WORK INSTRUCTIONS:
Locate every line in the records below that holds the word "this" and return each one.

SUPPLIED ENTRIES:
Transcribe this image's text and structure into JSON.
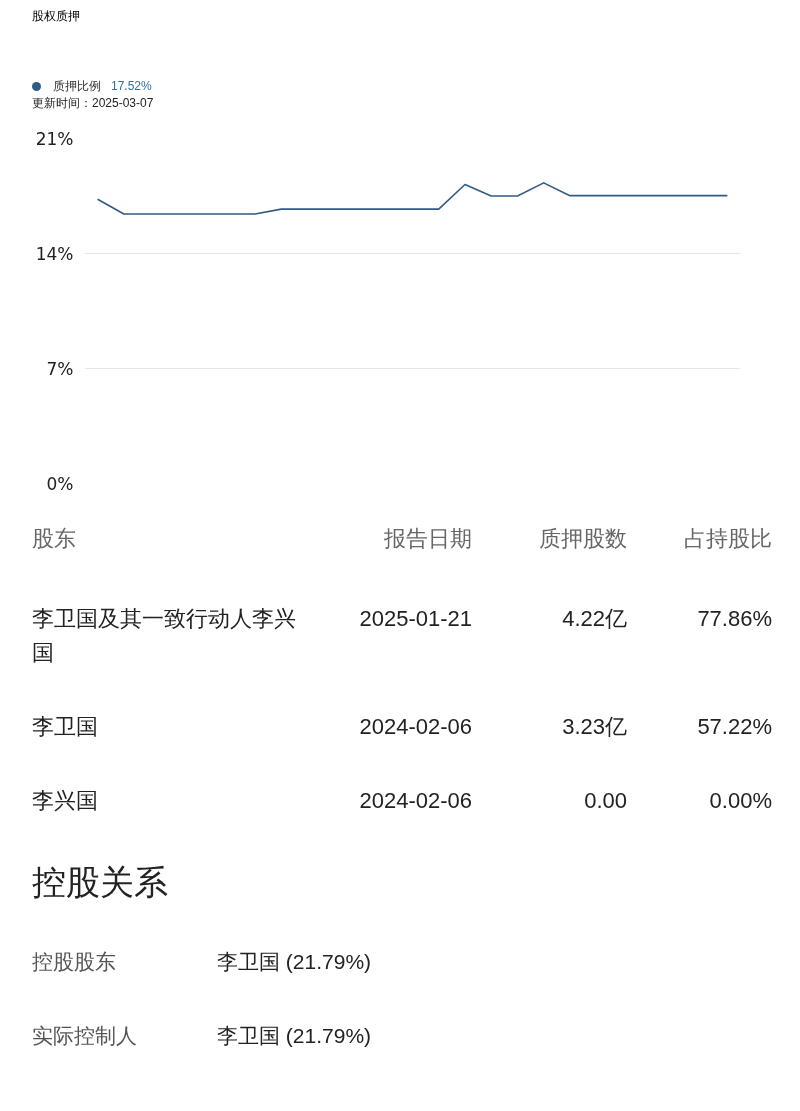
{
  "chart_data": {
    "type": "line",
    "title": "股权质押",
    "categories": [
      null,
      null,
      null,
      null,
      null,
      null,
      null,
      null,
      null,
      null,
      null,
      null,
      null,
      null,
      null,
      null,
      null,
      null,
      null,
      null,
      null,
      null,
      null,
      null,
      null
    ],
    "series": [
      {
        "name": "质押比例",
        "color": "#2f5b86",
        "values": [
          17.3,
          16.4,
          16.4,
          16.4,
          16.4,
          16.4,
          16.4,
          16.7,
          16.7,
          16.7,
          16.7,
          16.7,
          16.7,
          16.7,
          18.2,
          17.5,
          17.5,
          18.3,
          17.52,
          17.52,
          17.52,
          17.52,
          17.52,
          17.52,
          17.52
        ]
      }
    ],
    "ylim": [
      0,
      21
    ],
    "yticks": [
      {
        "value": 0,
        "label": "0%"
      },
      {
        "value": 7,
        "label": "7%"
      },
      {
        "value": 14,
        "label": "14%"
      },
      {
        "value": 21,
        "label": "21%"
      }
    ],
    "grid": "y",
    "legend": "top left",
    "tick_labels": "y",
    "marker": "none",
    "line_style": "solid",
    "annotations": [
      "17.52%",
      "更新时间：2025-03-07",
      "股东",
      "报告日期",
      "质押股数",
      "占持股比",
      "李卫国及其一致行动人李兴国",
      "2025-01-21",
      "4.22亿",
      "77.86%",
      "李卫国",
      "2024-02-06",
      "3.23亿",
      "57.22%",
      "李兴国",
      "2024-02-06",
      "0.00",
      "0.00%",
      "控股关系",
      "控股股东",
      "李卫国 (21.79%)",
      "实际控制人",
      "李卫国 (21.79%)"
    ]
  }
}
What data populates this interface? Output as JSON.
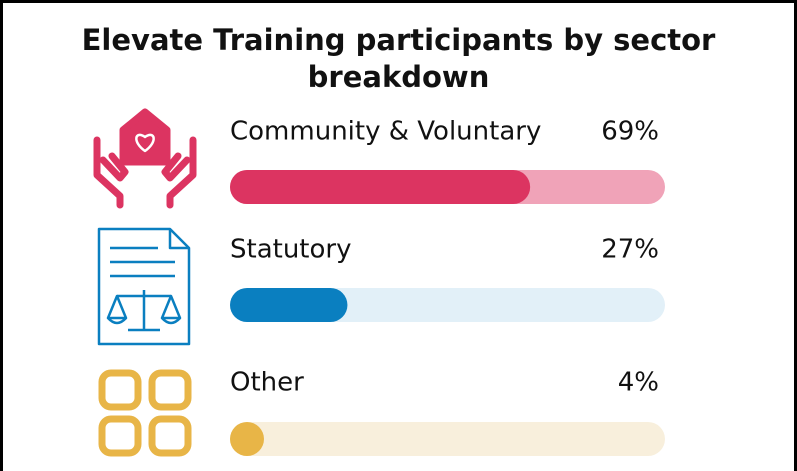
{
  "chart_data": {
    "type": "progress",
    "title": "Elevate Training participants by sector breakdown",
    "categories": [
      "Community & Voluntary",
      "Statutory",
      "Other"
    ],
    "values": [
      69,
      27,
      4
    ],
    "value_labels": [
      "69%",
      "27%",
      "4%"
    ],
    "colors": [
      "#dc3461",
      "#0a7fc0",
      "#e8b547"
    ],
    "track_colors": [
      "#f0a3b8",
      "#e2f0f8",
      "#f8efdc"
    ],
    "xlim": [
      0,
      100
    ]
  }
}
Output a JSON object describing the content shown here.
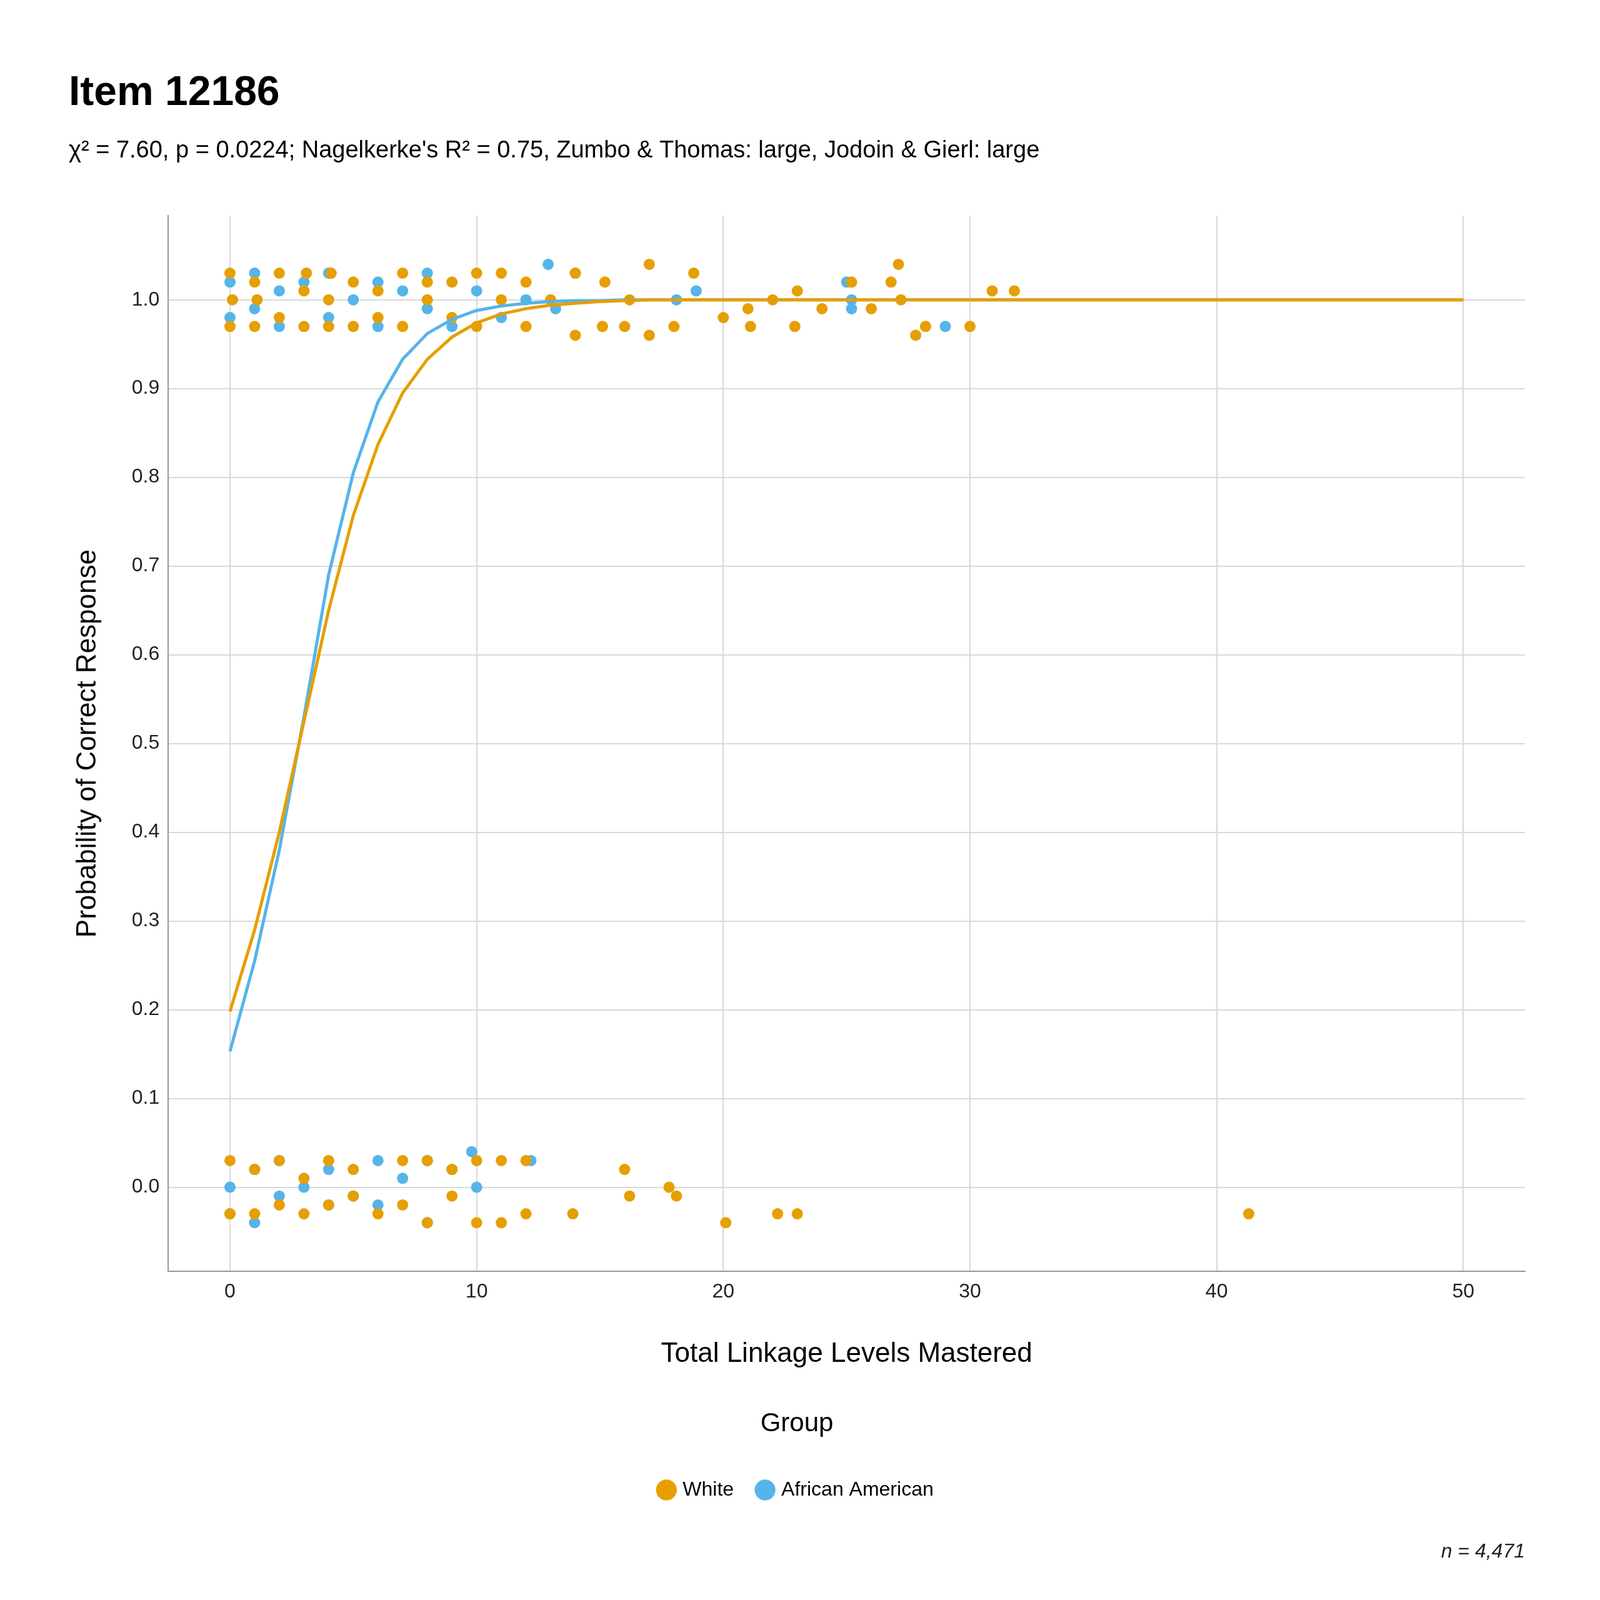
{
  "chart_data": {
    "type": "line",
    "title": "Item 12186",
    "subtitle": "χ² = 7.60, p = 0.0224; Nagelkerke's R² = 0.75, Zumbo & Thomas: large, Jodoin & Gierl: large",
    "x_label": "Total Linkage Levels Mastered",
    "y_label": "Probability of Correct Response",
    "legend_title": "Group",
    "legend": "bottom",
    "note": "n = 4,471",
    "grid": true,
    "xlim": [
      -2.5,
      52.5
    ],
    "xticks": [
      0,
      10,
      20,
      30,
      40,
      50
    ],
    "ylim": [
      -0.095,
      1.095
    ],
    "yticks": [
      {
        "value": 0,
        "label": "0.0"
      },
      0.1,
      0.2,
      0.3,
      0.4,
      0.5,
      0.6,
      0.7,
      0.8,
      0.9,
      {
        "value": 1,
        "label": "1.0"
      }
    ],
    "series": [
      {
        "name": "White",
        "color": "#E69F00",
        "marker": "circle",
        "x": [
          0,
          1,
          2,
          3,
          4,
          5,
          6,
          7,
          8,
          9,
          10,
          11,
          12,
          13,
          14,
          15,
          16,
          17,
          18,
          19,
          20,
          25,
          30,
          35,
          40,
          45,
          50
        ],
        "values": [
          0.198,
          0.29,
          0.4,
          0.525,
          0.65,
          0.757,
          0.837,
          0.895,
          0.933,
          0.958,
          0.974,
          0.984,
          0.99,
          0.994,
          0.996,
          0.998,
          0.999,
          1.0,
          1.0,
          1.0,
          1.0,
          1.0,
          1.0,
          1.0,
          1.0,
          1.0,
          1.0
        ],
        "points": [
          [
            0,
            1.03
          ],
          [
            0,
            0.97
          ],
          [
            0.1,
            1.0
          ],
          [
            1,
            1.02
          ],
          [
            1,
            0.97
          ],
          [
            1.1,
            1.0
          ],
          [
            2,
            1.03
          ],
          [
            2,
            0.98
          ],
          [
            3,
            1.01
          ],
          [
            3,
            0.97
          ],
          [
            3.1,
            1.03
          ],
          [
            4,
            1.0
          ],
          [
            4,
            0.97
          ],
          [
            4.1,
            1.03
          ],
          [
            5,
            1.02
          ],
          [
            5,
            0.97
          ],
          [
            6,
            1.01
          ],
          [
            6,
            0.98
          ],
          [
            7,
            1.03
          ],
          [
            7,
            0.97
          ],
          [
            8,
            1.0
          ],
          [
            8,
            1.02
          ],
          [
            9,
            0.98
          ],
          [
            9,
            1.02
          ],
          [
            10,
            1.03
          ],
          [
            10,
            0.97
          ],
          [
            11,
            1.0
          ],
          [
            11,
            1.03
          ],
          [
            12,
            1.02
          ],
          [
            12,
            0.97
          ],
          [
            13,
            1.0
          ],
          [
            14,
            0.96
          ],
          [
            14,
            1.03
          ],
          [
            15.2,
            1.02
          ],
          [
            15.1,
            0.97
          ],
          [
            16.2,
            1.0
          ],
          [
            16,
            0.97
          ],
          [
            17,
            1.04
          ],
          [
            17,
            0.96
          ],
          [
            18,
            0.97
          ],
          [
            18.8,
            1.03
          ],
          [
            20,
            0.98
          ],
          [
            21,
            0.99
          ],
          [
            21.1,
            0.97
          ],
          [
            22,
            1.0
          ],
          [
            22.9,
            0.97
          ],
          [
            23,
            1.01
          ],
          [
            24,
            0.99
          ],
          [
            25.2,
            1.02
          ],
          [
            26,
            0.99
          ],
          [
            26.8,
            1.02
          ],
          [
            27.1,
            1.04
          ],
          [
            27.2,
            1.0
          ],
          [
            27.8,
            0.96
          ],
          [
            28.2,
            0.97
          ],
          [
            30,
            0.97
          ],
          [
            30.9,
            1.01
          ],
          [
            31.8,
            1.01
          ],
          [
            0,
            0.03
          ],
          [
            0,
            -0.03
          ],
          [
            1,
            0.02
          ],
          [
            1,
            -0.03
          ],
          [
            2,
            0.03
          ],
          [
            2,
            -0.02
          ],
          [
            3,
            0.01
          ],
          [
            3,
            -0.03
          ],
          [
            4,
            0.03
          ],
          [
            4,
            -0.02
          ],
          [
            5,
            0.02
          ],
          [
            5,
            -0.01
          ],
          [
            6,
            -0.03
          ],
          [
            7,
            0.03
          ],
          [
            7,
            -0.02
          ],
          [
            8,
            0.03
          ],
          [
            8,
            -0.04
          ],
          [
            9,
            0.02
          ],
          [
            9,
            -0.01
          ],
          [
            10,
            0.03
          ],
          [
            10,
            -0.04
          ],
          [
            11,
            0.03
          ],
          [
            11,
            -0.04
          ],
          [
            12,
            0.03
          ],
          [
            12,
            -0.03
          ],
          [
            13.9,
            -0.03
          ],
          [
            16,
            0.02
          ],
          [
            16.2,
            -0.01
          ],
          [
            17.8,
            0.0
          ],
          [
            18.1,
            -0.01
          ],
          [
            20.1,
            -0.04
          ],
          [
            22.2,
            -0.03
          ],
          [
            23,
            -0.03
          ],
          [
            41.3,
            -0.03
          ]
        ]
      },
      {
        "name": "African American",
        "color": "#56B4E9",
        "marker": "circle",
        "x": [
          0,
          1,
          2,
          3,
          4,
          5,
          6,
          7,
          8,
          9,
          10,
          11,
          12,
          13,
          14,
          15,
          16,
          17,
          18,
          19,
          20,
          25,
          30,
          35,
          40,
          45,
          50
        ],
        "values": [
          0.153,
          0.255,
          0.38,
          0.53,
          0.69,
          0.805,
          0.885,
          0.933,
          0.962,
          0.978,
          0.988,
          0.993,
          0.996,
          0.998,
          0.999,
          0.999,
          1.0,
          1.0,
          1.0,
          1.0,
          1.0,
          1.0,
          1.0,
          1.0,
          1.0,
          1.0,
          1.0
        ],
        "points": [
          [
            0,
            1.02
          ],
          [
            0,
            0.98
          ],
          [
            1,
            1.03
          ],
          [
            1,
            0.99
          ],
          [
            2,
            1.01
          ],
          [
            2,
            0.97
          ],
          [
            3,
            1.02
          ],
          [
            4,
            0.98
          ],
          [
            4,
            1.03
          ],
          [
            5,
            1.0
          ],
          [
            6,
            1.02
          ],
          [
            6,
            0.97
          ],
          [
            7,
            1.01
          ],
          [
            8,
            0.99
          ],
          [
            8,
            1.03
          ],
          [
            9,
            0.97
          ],
          [
            10,
            1.01
          ],
          [
            11,
            0.98
          ],
          [
            12,
            1.0
          ],
          [
            12.9,
            1.04
          ],
          [
            13.2,
            0.99
          ],
          [
            14,
            1.03
          ],
          [
            18.1,
            1.0
          ],
          [
            18.9,
            1.01
          ],
          [
            25,
            1.02
          ],
          [
            25.2,
            0.99
          ],
          [
            25.2,
            1.0
          ],
          [
            29,
            0.97
          ],
          [
            0,
            0.0
          ],
          [
            0,
            -0.03
          ],
          [
            1,
            0.02
          ],
          [
            1,
            -0.04
          ],
          [
            2,
            0.03
          ],
          [
            2,
            -0.01
          ],
          [
            3,
            0.0
          ],
          [
            4,
            0.02
          ],
          [
            4,
            -0.02
          ],
          [
            5,
            -0.01
          ],
          [
            6,
            0.03
          ],
          [
            6,
            -0.02
          ],
          [
            7,
            0.01
          ],
          [
            8,
            -0.04
          ],
          [
            8,
            0.03
          ],
          [
            9,
            0.02
          ],
          [
            9.8,
            0.04
          ],
          [
            10,
            0.0
          ],
          [
            12.2,
            0.03
          ]
        ]
      }
    ]
  }
}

RESULT OF THE TASK:
Transcribe this image's text and structure into JSON.
What data populates this interface? Output as JSON.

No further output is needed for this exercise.